[Records from a data collection]

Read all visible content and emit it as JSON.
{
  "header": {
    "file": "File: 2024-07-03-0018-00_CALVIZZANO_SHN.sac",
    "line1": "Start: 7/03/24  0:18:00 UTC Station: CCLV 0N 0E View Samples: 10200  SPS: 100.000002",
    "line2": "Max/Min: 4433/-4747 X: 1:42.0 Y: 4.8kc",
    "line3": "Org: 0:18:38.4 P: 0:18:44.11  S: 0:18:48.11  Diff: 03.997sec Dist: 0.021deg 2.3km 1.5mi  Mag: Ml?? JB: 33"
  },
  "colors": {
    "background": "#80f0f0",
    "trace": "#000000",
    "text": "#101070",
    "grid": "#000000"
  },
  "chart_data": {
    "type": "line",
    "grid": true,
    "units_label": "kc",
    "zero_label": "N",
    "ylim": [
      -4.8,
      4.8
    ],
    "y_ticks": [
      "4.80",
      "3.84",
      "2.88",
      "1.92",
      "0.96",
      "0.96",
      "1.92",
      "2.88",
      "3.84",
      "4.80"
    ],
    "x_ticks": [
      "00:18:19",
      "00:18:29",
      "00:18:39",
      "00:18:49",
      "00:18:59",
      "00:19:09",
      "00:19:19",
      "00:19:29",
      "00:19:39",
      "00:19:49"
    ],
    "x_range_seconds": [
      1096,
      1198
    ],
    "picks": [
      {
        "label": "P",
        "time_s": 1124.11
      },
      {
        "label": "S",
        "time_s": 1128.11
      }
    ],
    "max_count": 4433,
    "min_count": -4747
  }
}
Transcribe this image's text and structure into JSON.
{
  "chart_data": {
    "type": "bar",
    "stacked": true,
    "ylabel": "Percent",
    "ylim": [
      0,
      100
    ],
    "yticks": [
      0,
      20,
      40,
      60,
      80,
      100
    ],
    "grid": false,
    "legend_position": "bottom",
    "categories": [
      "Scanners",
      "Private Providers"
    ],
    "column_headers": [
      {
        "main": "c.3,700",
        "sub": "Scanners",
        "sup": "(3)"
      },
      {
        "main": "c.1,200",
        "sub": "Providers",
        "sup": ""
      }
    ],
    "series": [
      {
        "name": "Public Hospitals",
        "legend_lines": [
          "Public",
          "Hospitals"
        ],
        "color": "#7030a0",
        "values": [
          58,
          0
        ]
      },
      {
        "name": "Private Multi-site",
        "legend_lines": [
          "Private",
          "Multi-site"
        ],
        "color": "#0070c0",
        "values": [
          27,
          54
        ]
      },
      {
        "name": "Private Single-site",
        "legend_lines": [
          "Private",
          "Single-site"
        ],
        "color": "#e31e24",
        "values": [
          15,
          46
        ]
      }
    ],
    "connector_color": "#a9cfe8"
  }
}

--

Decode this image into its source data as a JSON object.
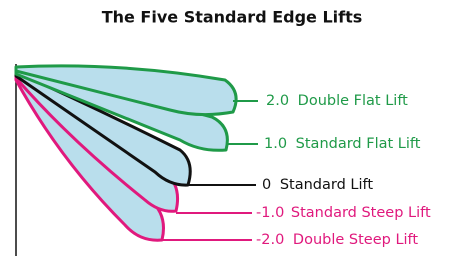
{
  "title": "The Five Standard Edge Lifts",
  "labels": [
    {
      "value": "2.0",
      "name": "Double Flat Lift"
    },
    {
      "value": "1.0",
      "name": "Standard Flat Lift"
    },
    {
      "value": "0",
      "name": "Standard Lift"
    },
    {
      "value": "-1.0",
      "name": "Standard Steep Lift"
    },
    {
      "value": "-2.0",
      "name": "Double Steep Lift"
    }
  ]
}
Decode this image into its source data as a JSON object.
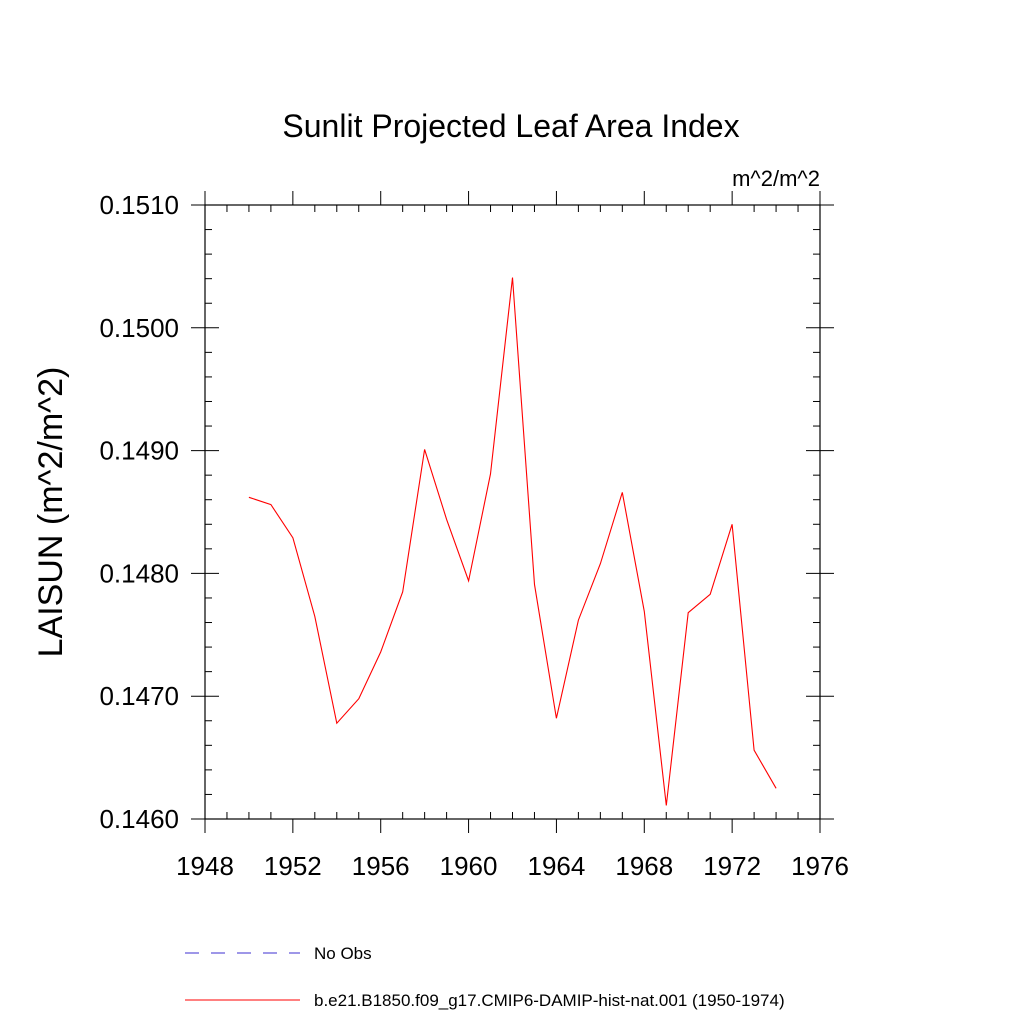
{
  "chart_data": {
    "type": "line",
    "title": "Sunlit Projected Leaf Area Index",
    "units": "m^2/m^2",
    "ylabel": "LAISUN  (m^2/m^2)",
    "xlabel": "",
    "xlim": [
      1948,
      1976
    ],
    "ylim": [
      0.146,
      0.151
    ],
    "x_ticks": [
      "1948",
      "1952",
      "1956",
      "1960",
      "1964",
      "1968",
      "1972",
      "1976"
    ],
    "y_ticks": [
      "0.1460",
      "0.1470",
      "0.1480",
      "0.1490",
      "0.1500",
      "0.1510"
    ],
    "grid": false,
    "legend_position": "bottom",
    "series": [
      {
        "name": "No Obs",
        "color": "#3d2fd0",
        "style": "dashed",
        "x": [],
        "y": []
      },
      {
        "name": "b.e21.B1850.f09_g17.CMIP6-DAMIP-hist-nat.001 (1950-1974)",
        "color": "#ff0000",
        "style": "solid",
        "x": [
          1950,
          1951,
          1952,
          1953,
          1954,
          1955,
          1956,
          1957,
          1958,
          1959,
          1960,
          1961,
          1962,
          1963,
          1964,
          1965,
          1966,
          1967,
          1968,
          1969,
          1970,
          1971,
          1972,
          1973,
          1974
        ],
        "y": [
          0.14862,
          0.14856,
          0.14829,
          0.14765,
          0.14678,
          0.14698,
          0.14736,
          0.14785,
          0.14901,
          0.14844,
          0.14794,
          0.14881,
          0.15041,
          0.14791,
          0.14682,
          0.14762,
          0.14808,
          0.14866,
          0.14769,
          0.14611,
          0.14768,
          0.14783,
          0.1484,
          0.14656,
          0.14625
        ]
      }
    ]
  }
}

(Exercise aim): Filter the entries above down to the lines containing the word "title".

(Exercise solution):
  "title": "The Five Standard Edge Lifts",
    "title": "Sunlit Projected Leaf Area Index",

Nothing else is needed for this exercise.